▸ **REQUIRED TASK**
The data below must be copied in full and without any change.

▸ **MATERIAL PROVIDED**
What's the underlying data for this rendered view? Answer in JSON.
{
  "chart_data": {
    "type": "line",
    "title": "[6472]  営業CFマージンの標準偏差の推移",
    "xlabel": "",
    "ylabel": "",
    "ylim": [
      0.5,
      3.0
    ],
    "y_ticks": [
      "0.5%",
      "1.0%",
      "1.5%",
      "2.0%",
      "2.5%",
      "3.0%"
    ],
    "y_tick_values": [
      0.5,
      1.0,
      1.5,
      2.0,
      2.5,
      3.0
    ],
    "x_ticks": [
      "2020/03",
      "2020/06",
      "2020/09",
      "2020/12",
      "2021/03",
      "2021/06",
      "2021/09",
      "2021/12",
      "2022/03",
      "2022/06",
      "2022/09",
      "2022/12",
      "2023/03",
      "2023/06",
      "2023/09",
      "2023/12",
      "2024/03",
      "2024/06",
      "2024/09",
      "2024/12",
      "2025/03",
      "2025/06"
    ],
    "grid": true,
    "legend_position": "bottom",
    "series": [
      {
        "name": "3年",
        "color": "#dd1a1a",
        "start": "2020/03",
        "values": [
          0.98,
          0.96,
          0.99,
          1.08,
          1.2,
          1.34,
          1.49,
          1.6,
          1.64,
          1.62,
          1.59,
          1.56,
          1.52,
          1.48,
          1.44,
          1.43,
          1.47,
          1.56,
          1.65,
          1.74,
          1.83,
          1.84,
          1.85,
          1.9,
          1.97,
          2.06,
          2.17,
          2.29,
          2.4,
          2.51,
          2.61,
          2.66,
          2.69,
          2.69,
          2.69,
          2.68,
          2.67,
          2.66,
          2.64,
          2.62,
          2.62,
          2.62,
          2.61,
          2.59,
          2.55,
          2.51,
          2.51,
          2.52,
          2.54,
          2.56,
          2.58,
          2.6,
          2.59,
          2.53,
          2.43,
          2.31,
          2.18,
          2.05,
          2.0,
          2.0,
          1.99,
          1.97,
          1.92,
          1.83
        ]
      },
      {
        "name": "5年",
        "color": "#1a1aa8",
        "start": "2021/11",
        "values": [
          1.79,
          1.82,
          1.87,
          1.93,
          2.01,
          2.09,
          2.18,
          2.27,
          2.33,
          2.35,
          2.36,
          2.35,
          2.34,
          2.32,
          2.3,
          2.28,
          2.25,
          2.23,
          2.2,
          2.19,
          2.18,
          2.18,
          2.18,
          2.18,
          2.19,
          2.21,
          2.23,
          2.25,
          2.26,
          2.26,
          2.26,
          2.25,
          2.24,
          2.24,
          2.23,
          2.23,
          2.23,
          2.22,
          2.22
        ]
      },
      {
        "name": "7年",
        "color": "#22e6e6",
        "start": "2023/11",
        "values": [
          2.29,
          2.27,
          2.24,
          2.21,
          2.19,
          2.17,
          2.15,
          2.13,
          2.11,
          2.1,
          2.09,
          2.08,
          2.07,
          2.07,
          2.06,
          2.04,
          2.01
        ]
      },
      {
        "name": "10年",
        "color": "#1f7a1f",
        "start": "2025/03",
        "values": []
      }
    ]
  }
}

▸ **OUTPUT BELOW**
What's the underlying data for this rendered view? Answer in JSON.
{
  "chart_data": {
    "type": "line",
    "title": "[6472]  営業CFマージンの標準偏差の推移",
    "xlabel": "",
    "ylabel": "",
    "ylim": [
      0.5,
      3.0
    ],
    "y_ticks": [
      "0.5%",
      "1.0%",
      "1.5%",
      "2.0%",
      "2.5%",
      "3.0%"
    ],
    "y_tick_values": [
      0.5,
      1.0,
      1.5,
      2.0,
      2.5,
      3.0
    ],
    "x_ticks": [
      "2020/03",
      "2020/06",
      "2020/09",
      "2020/12",
      "2021/03",
      "2021/06",
      "2021/09",
      "2021/12",
      "2022/03",
      "2022/06",
      "2022/09",
      "2022/12",
      "2023/03",
      "2023/06",
      "2023/09",
      "2023/12",
      "2024/03",
      "2024/06",
      "2024/09",
      "2024/12",
      "2025/03",
      "2025/06"
    ],
    "grid": true,
    "legend_position": "bottom",
    "series": [
      {
        "name": "3年",
        "color": "#dd1a1a",
        "start": "2020/03",
        "values": [
          0.98,
          0.96,
          0.99,
          1.08,
          1.2,
          1.34,
          1.49,
          1.6,
          1.64,
          1.62,
          1.59,
          1.56,
          1.52,
          1.48,
          1.44,
          1.43,
          1.47,
          1.56,
          1.65,
          1.74,
          1.83,
          1.84,
          1.85,
          1.9,
          1.97,
          2.06,
          2.17,
          2.29,
          2.4,
          2.51,
          2.61,
          2.66,
          2.69,
          2.69,
          2.69,
          2.68,
          2.67,
          2.66,
          2.64,
          2.62,
          2.62,
          2.62,
          2.61,
          2.59,
          2.55,
          2.51,
          2.51,
          2.52,
          2.54,
          2.56,
          2.58,
          2.6,
          2.59,
          2.53,
          2.43,
          2.31,
          2.18,
          2.05,
          2.0,
          2.0,
          1.99,
          1.97,
          1.92,
          1.83
        ]
      },
      {
        "name": "5年",
        "color": "#1a1aa8",
        "start": "2021/11",
        "values": [
          1.79,
          1.82,
          1.87,
          1.93,
          2.01,
          2.09,
          2.18,
          2.27,
          2.33,
          2.35,
          2.36,
          2.35,
          2.34,
          2.32,
          2.3,
          2.28,
          2.25,
          2.23,
          2.2,
          2.19,
          2.18,
          2.18,
          2.18,
          2.18,
          2.19,
          2.21,
          2.23,
          2.25,
          2.26,
          2.26,
          2.26,
          2.25,
          2.24,
          2.24,
          2.23,
          2.23,
          2.23,
          2.22,
          2.22
        ]
      },
      {
        "name": "7年",
        "color": "#22e6e6",
        "start": "2023/11",
        "values": [
          2.29,
          2.27,
          2.24,
          2.21,
          2.19,
          2.17,
          2.15,
          2.13,
          2.11,
          2.1,
          2.09,
          2.08,
          2.07,
          2.07,
          2.06,
          2.04,
          2.01
        ]
      },
      {
        "name": "10年",
        "color": "#1f7a1f",
        "start": "2025/03",
        "values": []
      }
    ]
  }
}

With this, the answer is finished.